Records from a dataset
* begin *
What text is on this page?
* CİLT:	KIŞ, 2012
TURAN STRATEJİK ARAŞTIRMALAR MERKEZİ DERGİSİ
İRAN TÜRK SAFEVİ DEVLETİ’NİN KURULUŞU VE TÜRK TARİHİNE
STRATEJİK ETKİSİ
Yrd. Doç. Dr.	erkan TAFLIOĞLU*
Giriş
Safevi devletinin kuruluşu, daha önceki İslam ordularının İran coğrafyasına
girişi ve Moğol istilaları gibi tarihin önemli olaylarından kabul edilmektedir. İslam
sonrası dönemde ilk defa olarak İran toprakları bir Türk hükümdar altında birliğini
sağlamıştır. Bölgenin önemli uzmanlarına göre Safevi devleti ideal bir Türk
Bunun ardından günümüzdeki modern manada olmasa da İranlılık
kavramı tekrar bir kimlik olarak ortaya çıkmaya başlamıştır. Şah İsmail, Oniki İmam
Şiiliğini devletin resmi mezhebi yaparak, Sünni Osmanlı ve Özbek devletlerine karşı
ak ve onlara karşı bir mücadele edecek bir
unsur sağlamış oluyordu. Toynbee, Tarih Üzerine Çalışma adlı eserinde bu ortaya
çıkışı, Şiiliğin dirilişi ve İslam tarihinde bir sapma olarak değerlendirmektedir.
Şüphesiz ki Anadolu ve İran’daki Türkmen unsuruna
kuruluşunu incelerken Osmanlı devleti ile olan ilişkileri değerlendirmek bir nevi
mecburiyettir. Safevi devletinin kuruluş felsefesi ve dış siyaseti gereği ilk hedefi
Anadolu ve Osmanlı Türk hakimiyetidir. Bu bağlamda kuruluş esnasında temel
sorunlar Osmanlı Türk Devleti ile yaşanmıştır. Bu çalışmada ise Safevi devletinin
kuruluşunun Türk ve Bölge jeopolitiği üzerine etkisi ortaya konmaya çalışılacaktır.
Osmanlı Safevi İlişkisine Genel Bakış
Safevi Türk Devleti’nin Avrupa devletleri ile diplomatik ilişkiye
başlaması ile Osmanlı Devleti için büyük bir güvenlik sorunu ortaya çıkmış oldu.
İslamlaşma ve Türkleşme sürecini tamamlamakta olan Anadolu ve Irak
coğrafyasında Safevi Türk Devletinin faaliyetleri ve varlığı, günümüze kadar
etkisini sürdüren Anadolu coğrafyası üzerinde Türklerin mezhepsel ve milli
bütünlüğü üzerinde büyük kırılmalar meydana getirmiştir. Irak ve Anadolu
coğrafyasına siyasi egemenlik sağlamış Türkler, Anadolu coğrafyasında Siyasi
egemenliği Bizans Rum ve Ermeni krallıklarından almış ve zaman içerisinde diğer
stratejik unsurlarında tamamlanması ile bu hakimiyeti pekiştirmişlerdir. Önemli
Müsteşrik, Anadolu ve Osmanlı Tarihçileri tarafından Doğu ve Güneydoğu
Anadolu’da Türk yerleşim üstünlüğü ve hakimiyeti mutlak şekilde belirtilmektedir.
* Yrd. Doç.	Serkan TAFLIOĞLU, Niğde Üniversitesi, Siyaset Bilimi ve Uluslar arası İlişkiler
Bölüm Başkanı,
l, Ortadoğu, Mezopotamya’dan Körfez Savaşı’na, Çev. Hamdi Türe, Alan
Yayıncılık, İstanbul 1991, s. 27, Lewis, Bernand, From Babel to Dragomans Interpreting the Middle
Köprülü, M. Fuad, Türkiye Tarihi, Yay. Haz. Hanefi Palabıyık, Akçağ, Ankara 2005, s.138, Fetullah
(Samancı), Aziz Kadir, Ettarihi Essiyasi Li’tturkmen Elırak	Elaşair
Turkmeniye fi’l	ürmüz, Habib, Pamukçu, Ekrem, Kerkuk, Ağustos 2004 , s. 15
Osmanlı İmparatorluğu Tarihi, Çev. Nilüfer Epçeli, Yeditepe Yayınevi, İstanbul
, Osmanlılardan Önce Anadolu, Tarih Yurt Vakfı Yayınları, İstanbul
* end *
▶ WORK INSTRUCTIONS
Set down the entries verbatim, leaving none out.

▶ ANSWER TO THE PROBLEM
What text is on this page?
* CİLT:	KIŞ, 2012
TURAN STRATEJİK ARAŞTIRMALAR MERKEZİ DERGİSİ
İRAN TÜRK SAFEVİ DEVLETİ’NİN KURULUŞU VE TÜRK TARİHİNE
STRATEJİK ETKİSİ
Yrd. Doç. Dr.	erkan TAFLIOĞLU*
Giriş
Safevi devletinin kuruluşu, daha önceki İslam ordularının İran coğrafyasına
girişi ve Moğol istilaları gibi tarihin önemli olaylarından kabul edilmektedir. İslam
sonrası dönemde ilk defa olarak İran toprakları bir Türk hükümdar altında birliğini
sağlamıştır. Bölgenin önemli uzmanlarına göre Safevi devleti ideal bir Türk
Bunun ardından günümüzdeki modern manada olmasa da İranlılık
kavramı tekrar bir kimlik olarak ortaya çıkmaya başlamıştır. Şah İsmail, Oniki İmam
Şiiliğini devletin resmi mezhebi yaparak, Sünni Osmanlı ve Özbek devletlerine karşı
ak ve onlara karşı bir mücadele edecek bir
unsur sağlamış oluyordu. Toynbee, Tarih Üzerine Çalışma adlı eserinde bu ortaya
çıkışı, Şiiliğin dirilişi ve İslam tarihinde bir sapma olarak değerlendirmektedir.
Şüphesiz ki Anadolu ve İran’daki Türkmen unsuruna
kuruluşunu incelerken Osmanlı devleti ile olan ilişkileri değerlendirmek bir nevi
mecburiyettir. Safevi devletinin kuruluş felsefesi ve dış siyaseti gereği ilk hedefi
Anadolu ve Osmanlı Türk hakimiyetidir. Bu bağlamda kuruluş esnasında temel
sorunlar Osmanlı Türk Devleti ile yaşanmıştır. Bu çalışmada ise Safevi devletinin
kuruluşunun Türk ve Bölge jeopolitiği üzerine etkisi ortaya konmaya çalışılacaktır.
Osmanlı Safevi İlişkisine Genel Bakış
Safevi Türk Devleti’nin Avrupa devletleri ile diplomatik ilişkiye
başlaması ile Osmanlı Devleti için büyük bir güvenlik sorunu ortaya çıkmış oldu.
İslamlaşma ve Türkleşme sürecini tamamlamakta olan Anadolu ve Irak
coğrafyasında Safevi Türk Devletinin faaliyetleri ve varlığı, günümüze kadar
etkisini sürdüren Anadolu coğrafyası üzerinde Türklerin mezhepsel ve milli
bütünlüğü üzerinde büyük kırılmalar meydana getirmiştir. Irak ve Anadolu
coğrafyasına siyasi egemenlik sağlamış Türkler, Anadolu coğrafyasında Siyasi
egemenliği Bizans Rum ve Ermeni krallıklarından almış ve zaman içerisinde diğer
stratejik unsurlarında tamamlanması ile bu hakimiyeti pekiştirmişlerdir. Önemli
Müsteşrik, Anadolu ve Osmanlı Tarihçileri tarafından Doğu ve Güneydoğu
Anadolu’da Türk yerleşim üstünlüğü ve hakimiyeti mutlak şekilde belirtilmektedir.
* Yrd. Doç.	Serkan TAFLIOĞLU, Niğde Üniversitesi, Siyaset Bilimi ve Uluslar arası İlişkiler
Bölüm Başkanı,
l, Ortadoğu, Mezopotamya’dan Körfez Savaşı’na, Çev. Hamdi Türe, Alan
Yayıncılık, İstanbul 1991, s. 27, Lewis, Bernand, From Babel to Dragomans Interpreting the Middle
Köprülü, M. Fuad, Türkiye Tarihi, Yay. Haz. Hanefi Palabıyık, Akçağ, Ankara 2005, s.138, Fetullah
(Samancı), Aziz Kadir, Ettarihi Essiyasi Li’tturkmen Elırak	Elaşair
Turkmeniye fi’l	ürmüz, Habib, Pamukçu, Ekrem, Kerkuk, Ağustos 2004 , s. 15
Osmanlı İmparatorluğu Tarihi, Çev. Nilüfer Epçeli, Yeditepe Yayınevi, İstanbul
, Osmanlılardan Önce Anadolu, Tarih Yurt Vakfı Yayınları, İstanbul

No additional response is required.